# Exercise directions
Identify the lines holding "disputes" and copy them.

Extracted data entries
** BEGIN **

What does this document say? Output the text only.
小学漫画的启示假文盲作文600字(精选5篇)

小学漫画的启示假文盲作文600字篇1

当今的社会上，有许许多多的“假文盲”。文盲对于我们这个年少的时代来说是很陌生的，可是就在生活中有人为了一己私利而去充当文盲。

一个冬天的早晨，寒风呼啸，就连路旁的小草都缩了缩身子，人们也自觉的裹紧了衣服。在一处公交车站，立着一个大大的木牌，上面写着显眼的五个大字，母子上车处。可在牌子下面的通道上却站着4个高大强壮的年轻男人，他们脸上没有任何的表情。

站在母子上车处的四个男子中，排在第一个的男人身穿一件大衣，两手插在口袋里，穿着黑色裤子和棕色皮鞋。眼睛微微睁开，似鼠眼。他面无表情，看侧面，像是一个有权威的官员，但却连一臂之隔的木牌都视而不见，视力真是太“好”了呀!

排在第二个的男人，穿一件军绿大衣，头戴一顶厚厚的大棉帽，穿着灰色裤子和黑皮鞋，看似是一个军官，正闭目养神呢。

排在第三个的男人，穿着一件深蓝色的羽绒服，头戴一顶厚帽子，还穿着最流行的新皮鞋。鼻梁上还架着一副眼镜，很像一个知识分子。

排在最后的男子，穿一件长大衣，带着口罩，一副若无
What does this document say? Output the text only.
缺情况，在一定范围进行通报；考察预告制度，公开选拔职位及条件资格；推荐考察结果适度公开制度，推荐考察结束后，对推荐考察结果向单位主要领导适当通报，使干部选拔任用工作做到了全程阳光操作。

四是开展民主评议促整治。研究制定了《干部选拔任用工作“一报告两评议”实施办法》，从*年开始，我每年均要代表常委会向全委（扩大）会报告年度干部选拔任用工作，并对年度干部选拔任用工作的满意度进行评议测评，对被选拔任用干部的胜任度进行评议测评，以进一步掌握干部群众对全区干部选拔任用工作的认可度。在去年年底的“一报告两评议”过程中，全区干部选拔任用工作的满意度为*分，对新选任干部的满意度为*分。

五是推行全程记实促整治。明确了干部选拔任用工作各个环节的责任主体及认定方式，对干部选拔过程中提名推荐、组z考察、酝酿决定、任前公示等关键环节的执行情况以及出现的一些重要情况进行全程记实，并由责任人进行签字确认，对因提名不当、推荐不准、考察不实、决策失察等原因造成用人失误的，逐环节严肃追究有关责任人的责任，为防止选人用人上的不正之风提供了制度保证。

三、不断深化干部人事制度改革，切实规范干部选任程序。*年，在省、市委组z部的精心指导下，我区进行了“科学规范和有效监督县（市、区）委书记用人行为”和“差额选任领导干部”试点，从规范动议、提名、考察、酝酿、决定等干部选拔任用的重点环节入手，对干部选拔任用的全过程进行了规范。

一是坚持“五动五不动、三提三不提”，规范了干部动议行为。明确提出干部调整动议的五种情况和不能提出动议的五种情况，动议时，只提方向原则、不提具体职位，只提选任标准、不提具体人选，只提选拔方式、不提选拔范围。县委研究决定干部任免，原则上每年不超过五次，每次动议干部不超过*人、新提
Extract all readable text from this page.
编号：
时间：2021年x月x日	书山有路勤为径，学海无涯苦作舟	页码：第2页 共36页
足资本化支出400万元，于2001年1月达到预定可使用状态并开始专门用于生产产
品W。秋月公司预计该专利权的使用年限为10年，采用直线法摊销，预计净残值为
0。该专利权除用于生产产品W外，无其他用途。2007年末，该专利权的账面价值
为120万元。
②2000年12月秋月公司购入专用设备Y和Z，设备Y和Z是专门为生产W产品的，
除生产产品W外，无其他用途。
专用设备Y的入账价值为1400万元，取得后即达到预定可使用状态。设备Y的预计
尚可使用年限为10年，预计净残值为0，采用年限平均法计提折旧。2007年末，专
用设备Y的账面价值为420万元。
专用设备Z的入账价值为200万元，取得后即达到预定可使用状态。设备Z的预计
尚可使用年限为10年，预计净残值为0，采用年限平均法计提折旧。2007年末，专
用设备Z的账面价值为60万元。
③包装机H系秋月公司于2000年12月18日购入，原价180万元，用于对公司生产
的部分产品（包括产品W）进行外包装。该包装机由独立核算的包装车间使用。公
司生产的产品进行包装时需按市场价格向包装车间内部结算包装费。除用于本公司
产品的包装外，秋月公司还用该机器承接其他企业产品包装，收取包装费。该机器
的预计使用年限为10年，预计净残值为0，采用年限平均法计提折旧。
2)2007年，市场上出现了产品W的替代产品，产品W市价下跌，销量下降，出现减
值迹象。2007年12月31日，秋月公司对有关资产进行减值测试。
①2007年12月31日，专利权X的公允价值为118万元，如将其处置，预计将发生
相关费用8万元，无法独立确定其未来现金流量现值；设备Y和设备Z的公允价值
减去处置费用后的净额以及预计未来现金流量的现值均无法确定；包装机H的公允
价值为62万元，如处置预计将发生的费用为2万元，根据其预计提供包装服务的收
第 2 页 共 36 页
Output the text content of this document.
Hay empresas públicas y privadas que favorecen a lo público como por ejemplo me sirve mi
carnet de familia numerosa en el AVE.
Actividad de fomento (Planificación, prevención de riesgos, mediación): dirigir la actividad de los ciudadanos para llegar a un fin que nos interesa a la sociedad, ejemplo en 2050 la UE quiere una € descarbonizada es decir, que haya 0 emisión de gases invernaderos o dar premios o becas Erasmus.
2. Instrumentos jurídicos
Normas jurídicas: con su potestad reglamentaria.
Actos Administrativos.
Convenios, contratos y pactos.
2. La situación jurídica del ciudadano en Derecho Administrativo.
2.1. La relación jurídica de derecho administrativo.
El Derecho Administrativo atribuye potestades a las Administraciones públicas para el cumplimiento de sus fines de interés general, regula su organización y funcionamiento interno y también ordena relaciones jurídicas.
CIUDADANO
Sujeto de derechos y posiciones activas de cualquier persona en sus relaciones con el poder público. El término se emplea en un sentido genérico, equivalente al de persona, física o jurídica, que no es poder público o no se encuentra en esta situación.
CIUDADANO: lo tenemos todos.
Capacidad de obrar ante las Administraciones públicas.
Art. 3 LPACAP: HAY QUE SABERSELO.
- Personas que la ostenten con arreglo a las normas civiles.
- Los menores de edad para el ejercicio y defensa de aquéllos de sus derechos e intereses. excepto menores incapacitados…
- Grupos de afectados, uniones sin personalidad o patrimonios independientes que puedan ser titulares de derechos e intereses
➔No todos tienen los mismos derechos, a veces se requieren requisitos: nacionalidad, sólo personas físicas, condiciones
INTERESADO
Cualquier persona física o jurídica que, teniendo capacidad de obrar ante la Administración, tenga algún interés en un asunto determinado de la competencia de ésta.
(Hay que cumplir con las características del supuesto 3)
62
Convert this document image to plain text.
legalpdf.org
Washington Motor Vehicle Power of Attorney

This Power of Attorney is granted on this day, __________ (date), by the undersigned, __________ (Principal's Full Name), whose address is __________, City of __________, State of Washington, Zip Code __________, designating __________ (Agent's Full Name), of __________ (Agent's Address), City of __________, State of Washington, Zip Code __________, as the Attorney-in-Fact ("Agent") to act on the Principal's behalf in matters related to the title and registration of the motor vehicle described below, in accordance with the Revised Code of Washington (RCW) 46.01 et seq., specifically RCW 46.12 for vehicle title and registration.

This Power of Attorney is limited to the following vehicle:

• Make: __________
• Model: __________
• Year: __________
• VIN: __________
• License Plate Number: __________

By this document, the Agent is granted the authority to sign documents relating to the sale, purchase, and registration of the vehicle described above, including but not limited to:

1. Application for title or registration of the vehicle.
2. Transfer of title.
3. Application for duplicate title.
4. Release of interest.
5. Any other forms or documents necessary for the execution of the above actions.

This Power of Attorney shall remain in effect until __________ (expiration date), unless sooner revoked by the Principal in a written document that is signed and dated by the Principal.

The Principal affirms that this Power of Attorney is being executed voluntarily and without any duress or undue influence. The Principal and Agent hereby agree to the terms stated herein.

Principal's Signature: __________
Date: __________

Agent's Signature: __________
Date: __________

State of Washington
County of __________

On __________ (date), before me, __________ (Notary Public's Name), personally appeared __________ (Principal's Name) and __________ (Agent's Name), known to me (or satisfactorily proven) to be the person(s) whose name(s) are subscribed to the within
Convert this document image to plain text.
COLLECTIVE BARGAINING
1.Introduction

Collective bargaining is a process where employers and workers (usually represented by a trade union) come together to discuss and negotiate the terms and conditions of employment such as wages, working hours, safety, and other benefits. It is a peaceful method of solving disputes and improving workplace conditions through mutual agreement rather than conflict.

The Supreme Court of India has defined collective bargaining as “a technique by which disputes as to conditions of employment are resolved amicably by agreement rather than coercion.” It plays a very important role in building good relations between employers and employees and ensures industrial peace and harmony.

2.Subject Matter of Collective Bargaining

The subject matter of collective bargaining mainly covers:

** END **

# Task response
Collective bargaining is a process where employers and workers (usually represented by a trade union) come together to discuss and negotiate the terms and conditions of employment such as wages, working hours, safety, and other benefits. It is a peaceful method of solving disputes and improving workplace conditions through mutual agreement rather than conflict.
The Supreme Court of India has defined collective bargaining as “a technique by which disputes as to conditions of employment are resolved amicably by agreement rather than coercion.” It plays a very important role in building good relations between employers and employees and ensures industrial peace and harmony.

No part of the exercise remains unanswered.